▸ WHAT IS BEING ASKED:
List each line of the data in which the string "photo" appears.

# LISTED ENTRIES start

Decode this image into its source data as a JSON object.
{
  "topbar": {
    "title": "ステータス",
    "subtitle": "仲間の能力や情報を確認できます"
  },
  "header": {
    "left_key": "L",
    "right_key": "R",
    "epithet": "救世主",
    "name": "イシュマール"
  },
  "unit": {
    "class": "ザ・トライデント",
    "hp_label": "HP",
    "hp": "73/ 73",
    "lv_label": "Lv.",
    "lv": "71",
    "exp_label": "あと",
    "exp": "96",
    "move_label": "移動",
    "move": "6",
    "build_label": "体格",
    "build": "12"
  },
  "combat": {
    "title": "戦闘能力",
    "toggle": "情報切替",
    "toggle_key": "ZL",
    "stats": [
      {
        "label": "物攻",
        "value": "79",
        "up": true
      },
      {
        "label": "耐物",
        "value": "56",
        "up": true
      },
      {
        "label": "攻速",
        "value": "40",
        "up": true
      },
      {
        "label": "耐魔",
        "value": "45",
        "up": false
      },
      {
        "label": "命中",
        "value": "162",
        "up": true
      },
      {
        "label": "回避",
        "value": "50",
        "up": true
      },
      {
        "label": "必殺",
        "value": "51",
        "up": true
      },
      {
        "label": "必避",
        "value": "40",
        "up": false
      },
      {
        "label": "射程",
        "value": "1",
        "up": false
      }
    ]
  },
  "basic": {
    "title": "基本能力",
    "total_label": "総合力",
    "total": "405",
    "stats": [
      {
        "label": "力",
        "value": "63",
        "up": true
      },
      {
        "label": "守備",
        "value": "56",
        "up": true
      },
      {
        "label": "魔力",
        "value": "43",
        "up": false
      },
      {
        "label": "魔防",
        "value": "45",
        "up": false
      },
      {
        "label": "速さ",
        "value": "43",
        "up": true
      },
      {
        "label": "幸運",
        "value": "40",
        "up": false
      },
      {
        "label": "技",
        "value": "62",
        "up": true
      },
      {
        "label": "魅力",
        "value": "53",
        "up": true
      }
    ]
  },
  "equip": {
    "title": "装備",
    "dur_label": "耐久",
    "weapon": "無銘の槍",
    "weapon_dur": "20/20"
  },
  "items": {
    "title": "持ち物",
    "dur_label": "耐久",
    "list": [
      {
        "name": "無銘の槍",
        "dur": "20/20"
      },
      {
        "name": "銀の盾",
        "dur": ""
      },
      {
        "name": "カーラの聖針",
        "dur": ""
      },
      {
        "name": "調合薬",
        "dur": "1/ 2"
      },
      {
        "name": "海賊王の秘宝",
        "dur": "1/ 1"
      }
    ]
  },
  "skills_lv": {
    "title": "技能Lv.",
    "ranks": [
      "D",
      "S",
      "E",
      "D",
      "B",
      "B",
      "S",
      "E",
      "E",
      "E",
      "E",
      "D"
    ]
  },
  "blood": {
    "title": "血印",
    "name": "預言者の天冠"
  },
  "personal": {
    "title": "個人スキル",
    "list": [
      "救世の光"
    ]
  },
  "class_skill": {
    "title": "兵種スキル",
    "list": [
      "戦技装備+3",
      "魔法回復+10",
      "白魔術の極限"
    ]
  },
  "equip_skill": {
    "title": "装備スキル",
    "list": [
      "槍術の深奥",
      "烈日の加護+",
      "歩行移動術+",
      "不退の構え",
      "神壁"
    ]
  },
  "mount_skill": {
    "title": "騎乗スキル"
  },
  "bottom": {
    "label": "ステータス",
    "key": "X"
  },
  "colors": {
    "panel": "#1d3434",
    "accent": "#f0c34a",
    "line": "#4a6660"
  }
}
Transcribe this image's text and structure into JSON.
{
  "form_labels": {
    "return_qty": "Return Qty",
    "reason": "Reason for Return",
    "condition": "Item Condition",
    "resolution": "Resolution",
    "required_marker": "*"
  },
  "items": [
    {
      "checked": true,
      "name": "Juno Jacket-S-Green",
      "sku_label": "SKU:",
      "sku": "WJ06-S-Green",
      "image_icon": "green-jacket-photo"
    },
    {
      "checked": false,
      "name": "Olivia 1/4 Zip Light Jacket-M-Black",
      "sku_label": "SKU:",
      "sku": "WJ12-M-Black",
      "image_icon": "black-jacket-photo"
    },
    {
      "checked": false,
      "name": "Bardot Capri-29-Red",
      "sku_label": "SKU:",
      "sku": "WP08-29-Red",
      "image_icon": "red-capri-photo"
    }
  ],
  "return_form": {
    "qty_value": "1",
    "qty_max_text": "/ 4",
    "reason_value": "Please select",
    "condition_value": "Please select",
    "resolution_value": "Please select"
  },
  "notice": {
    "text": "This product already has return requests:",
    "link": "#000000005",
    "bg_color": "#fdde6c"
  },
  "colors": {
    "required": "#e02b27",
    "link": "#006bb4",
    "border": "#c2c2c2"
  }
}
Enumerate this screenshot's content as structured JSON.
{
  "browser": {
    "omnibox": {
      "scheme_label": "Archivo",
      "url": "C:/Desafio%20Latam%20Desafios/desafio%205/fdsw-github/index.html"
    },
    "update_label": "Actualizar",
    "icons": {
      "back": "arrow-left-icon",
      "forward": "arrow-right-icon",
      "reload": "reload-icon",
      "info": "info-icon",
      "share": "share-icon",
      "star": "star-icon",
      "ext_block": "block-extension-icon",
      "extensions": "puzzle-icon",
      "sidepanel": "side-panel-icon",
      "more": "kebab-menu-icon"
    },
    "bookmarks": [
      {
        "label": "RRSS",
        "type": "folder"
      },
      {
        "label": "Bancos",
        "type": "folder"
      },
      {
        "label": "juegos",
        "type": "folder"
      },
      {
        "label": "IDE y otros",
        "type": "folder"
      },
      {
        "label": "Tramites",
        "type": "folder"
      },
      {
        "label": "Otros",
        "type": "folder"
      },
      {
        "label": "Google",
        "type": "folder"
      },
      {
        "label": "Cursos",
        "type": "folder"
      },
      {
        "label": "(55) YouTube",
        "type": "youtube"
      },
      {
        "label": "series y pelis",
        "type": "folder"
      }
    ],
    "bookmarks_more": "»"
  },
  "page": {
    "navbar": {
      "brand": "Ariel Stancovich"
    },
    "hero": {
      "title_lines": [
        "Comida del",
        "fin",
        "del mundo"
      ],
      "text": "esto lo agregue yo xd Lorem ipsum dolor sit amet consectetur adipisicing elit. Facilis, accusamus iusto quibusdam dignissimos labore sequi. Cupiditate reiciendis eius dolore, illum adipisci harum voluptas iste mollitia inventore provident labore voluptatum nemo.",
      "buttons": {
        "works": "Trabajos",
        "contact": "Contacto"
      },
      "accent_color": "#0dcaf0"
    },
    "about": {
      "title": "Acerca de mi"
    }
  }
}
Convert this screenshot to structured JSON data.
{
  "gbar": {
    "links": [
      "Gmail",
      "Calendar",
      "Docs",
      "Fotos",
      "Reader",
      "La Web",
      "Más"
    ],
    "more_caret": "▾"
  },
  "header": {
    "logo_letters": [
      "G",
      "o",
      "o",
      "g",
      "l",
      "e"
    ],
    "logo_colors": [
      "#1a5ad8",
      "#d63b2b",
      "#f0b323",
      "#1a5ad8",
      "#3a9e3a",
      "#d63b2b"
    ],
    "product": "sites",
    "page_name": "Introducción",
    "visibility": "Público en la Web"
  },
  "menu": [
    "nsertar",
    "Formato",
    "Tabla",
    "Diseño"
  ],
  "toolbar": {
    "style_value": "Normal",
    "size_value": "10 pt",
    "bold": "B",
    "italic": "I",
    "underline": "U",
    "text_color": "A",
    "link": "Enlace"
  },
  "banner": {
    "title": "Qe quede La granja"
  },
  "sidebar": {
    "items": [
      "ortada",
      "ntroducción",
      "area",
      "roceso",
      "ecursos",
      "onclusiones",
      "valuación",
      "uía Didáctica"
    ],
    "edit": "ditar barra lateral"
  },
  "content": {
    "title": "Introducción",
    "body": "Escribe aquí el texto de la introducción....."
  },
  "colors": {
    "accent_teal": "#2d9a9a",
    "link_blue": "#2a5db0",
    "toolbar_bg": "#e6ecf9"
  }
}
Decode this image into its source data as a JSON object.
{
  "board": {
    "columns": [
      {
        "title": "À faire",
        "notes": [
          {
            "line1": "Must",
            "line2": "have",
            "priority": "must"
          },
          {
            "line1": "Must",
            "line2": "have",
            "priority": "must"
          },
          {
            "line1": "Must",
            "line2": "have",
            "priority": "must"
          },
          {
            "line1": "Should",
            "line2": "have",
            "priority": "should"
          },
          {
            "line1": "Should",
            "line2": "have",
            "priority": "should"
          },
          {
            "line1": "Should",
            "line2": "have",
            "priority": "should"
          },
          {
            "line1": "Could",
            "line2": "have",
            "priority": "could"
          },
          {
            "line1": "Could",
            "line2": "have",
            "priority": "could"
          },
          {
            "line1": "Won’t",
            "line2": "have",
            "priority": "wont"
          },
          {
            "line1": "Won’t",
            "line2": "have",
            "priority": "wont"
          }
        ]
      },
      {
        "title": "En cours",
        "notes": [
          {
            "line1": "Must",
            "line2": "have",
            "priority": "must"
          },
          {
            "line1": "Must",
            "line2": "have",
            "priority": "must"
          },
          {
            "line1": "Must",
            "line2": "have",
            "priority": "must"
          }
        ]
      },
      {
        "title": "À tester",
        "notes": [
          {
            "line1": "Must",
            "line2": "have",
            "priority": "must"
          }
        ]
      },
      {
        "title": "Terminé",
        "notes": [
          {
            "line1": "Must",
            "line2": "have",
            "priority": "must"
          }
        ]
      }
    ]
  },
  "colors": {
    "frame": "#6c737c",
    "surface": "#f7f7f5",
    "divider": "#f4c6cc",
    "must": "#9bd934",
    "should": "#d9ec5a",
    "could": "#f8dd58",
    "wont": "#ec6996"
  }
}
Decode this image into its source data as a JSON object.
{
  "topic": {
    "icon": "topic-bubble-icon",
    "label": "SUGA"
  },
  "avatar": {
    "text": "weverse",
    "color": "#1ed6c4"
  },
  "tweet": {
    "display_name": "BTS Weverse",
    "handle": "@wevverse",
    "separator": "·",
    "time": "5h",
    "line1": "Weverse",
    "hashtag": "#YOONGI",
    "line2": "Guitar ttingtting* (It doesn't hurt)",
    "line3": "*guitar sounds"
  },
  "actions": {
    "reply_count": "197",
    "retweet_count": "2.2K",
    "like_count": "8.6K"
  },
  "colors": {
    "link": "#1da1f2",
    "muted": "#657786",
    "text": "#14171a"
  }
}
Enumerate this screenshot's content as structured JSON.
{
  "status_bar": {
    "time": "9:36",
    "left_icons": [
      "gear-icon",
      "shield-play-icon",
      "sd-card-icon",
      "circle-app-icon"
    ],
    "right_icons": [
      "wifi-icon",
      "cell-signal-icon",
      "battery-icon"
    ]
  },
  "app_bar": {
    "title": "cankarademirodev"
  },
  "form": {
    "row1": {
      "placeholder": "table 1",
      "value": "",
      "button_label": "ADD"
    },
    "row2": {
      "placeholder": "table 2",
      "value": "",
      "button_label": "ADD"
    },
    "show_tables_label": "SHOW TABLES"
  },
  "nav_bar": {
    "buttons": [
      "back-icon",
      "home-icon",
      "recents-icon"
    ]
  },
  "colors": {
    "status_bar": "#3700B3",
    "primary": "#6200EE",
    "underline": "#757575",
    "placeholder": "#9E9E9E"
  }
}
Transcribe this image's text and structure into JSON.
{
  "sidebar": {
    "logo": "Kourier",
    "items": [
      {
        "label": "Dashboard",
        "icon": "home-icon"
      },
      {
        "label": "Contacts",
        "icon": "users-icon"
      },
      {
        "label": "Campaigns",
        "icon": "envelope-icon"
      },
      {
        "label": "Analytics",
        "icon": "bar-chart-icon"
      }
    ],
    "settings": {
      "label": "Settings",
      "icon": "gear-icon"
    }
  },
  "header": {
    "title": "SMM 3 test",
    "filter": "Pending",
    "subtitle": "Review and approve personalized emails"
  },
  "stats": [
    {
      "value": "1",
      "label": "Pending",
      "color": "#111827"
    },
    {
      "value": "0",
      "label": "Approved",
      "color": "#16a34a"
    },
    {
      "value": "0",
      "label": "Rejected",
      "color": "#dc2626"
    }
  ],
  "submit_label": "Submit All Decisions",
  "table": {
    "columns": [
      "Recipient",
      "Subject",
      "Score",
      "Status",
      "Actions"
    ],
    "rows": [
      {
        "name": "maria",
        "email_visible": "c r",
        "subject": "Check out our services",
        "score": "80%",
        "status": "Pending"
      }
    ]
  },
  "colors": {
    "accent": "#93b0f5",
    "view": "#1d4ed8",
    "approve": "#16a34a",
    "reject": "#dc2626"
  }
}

# LISTED ENTRIES end

▸ RESULT FOR THIS TASK:
      "image_icon": "green-jacket-photo"
      "image_icon": "black-jacket-photo"
      "image_icon": "red-capri-photo"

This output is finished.